— Start DATA TO PROCESS —
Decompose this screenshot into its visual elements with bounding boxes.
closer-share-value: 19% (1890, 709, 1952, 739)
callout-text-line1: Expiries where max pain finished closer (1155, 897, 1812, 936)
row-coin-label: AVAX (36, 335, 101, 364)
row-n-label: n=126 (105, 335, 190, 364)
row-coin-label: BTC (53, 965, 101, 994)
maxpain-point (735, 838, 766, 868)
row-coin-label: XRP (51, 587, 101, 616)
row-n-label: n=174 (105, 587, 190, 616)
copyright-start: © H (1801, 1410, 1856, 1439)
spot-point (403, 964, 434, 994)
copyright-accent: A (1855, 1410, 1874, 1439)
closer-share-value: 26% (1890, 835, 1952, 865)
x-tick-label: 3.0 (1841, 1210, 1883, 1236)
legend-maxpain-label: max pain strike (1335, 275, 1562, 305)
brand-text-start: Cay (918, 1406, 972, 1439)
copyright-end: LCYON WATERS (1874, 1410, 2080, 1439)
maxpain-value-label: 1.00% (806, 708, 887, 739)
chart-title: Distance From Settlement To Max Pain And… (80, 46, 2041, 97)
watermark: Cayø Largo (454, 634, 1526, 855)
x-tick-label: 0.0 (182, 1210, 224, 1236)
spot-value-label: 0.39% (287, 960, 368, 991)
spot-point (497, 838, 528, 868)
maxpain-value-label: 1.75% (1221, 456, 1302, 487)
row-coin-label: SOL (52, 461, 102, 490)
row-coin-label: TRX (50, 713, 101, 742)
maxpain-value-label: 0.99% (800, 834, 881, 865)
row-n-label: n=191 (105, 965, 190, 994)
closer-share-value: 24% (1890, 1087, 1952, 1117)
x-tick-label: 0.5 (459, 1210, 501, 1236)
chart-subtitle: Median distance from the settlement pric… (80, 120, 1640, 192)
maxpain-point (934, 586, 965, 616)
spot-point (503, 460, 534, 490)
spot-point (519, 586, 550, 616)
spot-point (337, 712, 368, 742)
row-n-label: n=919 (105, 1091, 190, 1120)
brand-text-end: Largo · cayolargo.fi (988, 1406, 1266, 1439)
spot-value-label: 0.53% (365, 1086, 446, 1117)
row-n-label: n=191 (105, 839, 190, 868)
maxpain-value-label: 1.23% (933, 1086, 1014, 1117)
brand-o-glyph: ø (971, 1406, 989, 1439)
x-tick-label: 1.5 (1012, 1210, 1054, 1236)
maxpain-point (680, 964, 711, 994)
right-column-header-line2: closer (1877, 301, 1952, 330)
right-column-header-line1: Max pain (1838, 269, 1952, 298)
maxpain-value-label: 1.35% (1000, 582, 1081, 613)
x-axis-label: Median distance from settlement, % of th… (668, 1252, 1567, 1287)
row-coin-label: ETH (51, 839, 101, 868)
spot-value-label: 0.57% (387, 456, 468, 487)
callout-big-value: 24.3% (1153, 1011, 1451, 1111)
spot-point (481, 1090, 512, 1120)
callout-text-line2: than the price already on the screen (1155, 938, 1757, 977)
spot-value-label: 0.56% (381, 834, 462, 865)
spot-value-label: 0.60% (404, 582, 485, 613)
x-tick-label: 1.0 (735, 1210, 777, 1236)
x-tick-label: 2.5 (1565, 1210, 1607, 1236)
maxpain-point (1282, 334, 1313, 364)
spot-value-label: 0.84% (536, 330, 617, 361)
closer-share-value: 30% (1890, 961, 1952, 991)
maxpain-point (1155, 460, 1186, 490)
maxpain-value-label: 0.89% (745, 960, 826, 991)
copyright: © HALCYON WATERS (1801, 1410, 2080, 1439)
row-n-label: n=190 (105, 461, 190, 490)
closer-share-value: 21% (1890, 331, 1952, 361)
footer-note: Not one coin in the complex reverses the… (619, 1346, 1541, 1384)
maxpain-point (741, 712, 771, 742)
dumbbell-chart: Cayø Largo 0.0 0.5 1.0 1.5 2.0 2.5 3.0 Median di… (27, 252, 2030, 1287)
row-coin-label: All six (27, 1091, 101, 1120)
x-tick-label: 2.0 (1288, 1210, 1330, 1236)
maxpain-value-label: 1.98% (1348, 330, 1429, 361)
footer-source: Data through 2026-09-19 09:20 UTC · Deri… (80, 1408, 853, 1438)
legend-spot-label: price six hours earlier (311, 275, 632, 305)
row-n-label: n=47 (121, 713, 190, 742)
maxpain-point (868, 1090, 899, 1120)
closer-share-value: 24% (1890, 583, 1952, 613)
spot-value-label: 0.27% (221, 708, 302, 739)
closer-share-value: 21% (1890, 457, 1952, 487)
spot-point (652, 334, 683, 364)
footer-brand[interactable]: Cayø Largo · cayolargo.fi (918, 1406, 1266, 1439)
— End DATA TO PROCESS —
**YOUR TASK**
Reproduce every line of the material above verbatim.

**EXERCISE ANSWER**
Decompose this screenshot into its visual elements with bounding boxes.
closer-share-value: 19% (1890, 709, 1952, 739)
callout-text-line1: Expiries where max pain finished closer (1155, 897, 1812, 936)
row-coin-label: AVAX (36, 335, 101, 364)
row-n-label: n=126 (105, 335, 190, 364)
row-coin-label: BTC (53, 965, 101, 994)
maxpain-point (735, 838, 766, 868)
row-coin-label: XRP (51, 587, 101, 616)
row-n-label: n=174 (105, 587, 190, 616)
copyright-start: © H (1801, 1410, 1856, 1439)
spot-point (403, 964, 434, 994)
copyright-accent: A (1855, 1410, 1874, 1439)
closer-share-value: 26% (1890, 835, 1952, 865)
x-tick-label: 3.0 (1841, 1210, 1883, 1236)
legend-maxpain-label: max pain strike (1335, 275, 1562, 305)
brand-text-start: Cay (918, 1406, 972, 1439)
copyright-end: LCYON WATERS (1874, 1410, 2080, 1439)
maxpain-value-label: 1.00% (806, 708, 887, 739)
chart-title: Distance From Settlement To Max Pain And… (80, 46, 2041, 97)
watermark: Cayø Largo (454, 634, 1526, 855)
x-tick-label: 0.0 (182, 1210, 224, 1236)
spot-value-label: 0.39% (287, 960, 368, 991)
spot-point (497, 838, 528, 868)
maxpain-value-label: 1.75% (1221, 456, 1302, 487)
row-coin-label: SOL (52, 461, 102, 490)
row-coin-label: TRX (50, 713, 101, 742)
maxpain-value-label: 0.99% (800, 834, 881, 865)
row-n-label: n=191 (105, 965, 190, 994)
closer-share-value: 24% (1890, 1087, 1952, 1117)
x-tick-label: 0.5 (459, 1210, 501, 1236)
chart-subtitle: Median distance from the settlement pric… (80, 120, 1640, 192)
maxpain-point (934, 586, 965, 616)
spot-point (503, 460, 534, 490)
spot-point (519, 586, 550, 616)
spot-point (337, 712, 368, 742)
row-n-label: n=919 (105, 1091, 190, 1120)
brand-text-end: Largo · cayolargo.fi (988, 1406, 1266, 1439)
spot-value-label: 0.53% (365, 1086, 446, 1117)
row-n-label: n=191 (105, 839, 190, 868)
maxpain-value-label: 1.23% (933, 1086, 1014, 1117)
brand-o-glyph: ø (971, 1406, 989, 1439)
x-tick-label: 1.5 (1012, 1210, 1054, 1236)
maxpain-point (680, 964, 711, 994)
right-column-header-line2: closer (1877, 301, 1952, 330)
right-column-header-line1: Max pain (1838, 269, 1952, 298)
maxpain-value-label: 1.35% (1000, 582, 1081, 613)
x-axis-label: Median distance from settlement, % of th… (668, 1252, 1567, 1287)
row-coin-label: ETH (51, 839, 101, 868)
spot-value-label: 0.57% (387, 456, 468, 487)
callout-big-value: 24.3% (1153, 1011, 1451, 1111)
spot-point (481, 1090, 512, 1120)
callout-text-line2: than the price already on the screen (1155, 938, 1757, 977)
spot-value-label: 0.56% (381, 834, 462, 865)
spot-value-label: 0.60% (404, 582, 485, 613)
x-tick-label: 1.0 (735, 1210, 777, 1236)
x-tick-label: 2.5 (1565, 1210, 1607, 1236)
maxpain-point (1282, 334, 1313, 364)
spot-value-label: 0.84% (536, 330, 617, 361)
closer-share-value: 30% (1890, 961, 1952, 991)
maxpain-point (1155, 460, 1186, 490)
maxpain-value-label: 0.89% (745, 960, 826, 991)
copyright: © HALCYON WATERS (1801, 1410, 2080, 1439)
row-n-label: n=190 (105, 461, 190, 490)
closer-share-value: 21% (1890, 331, 1952, 361)
footer-note: Not one coin in the complex reverses the… (619, 1346, 1541, 1384)
maxpain-point (741, 712, 771, 742)
dumbbell-chart: Cayø Largo 0.0 0.5 1.0 1.5 2.0 2.5 3.0 Median di… (27, 252, 2030, 1287)
row-coin-label: All six (27, 1091, 101, 1120)
x-tick-label: 2.0 (1288, 1210, 1330, 1236)
maxpain-value-label: 1.98% (1348, 330, 1429, 361)
footer-source: Data through 2026-09-19 09:20 UTC · Deri… (80, 1408, 853, 1438)
legend-spot-label: price six hours earlier (311, 275, 632, 305)
row-n-label: n=47 (121, 713, 190, 742)
maxpain-point (868, 1090, 899, 1120)
closer-share-value: 24% (1890, 583, 1952, 613)
spot-value-label: 0.27% (221, 708, 302, 739)
closer-share-value: 21% (1890, 457, 1952, 487)
spot-point (652, 334, 683, 364)
footer-brand[interactable]: Cayø Largo · cayolargo.fi (918, 1406, 1266, 1439)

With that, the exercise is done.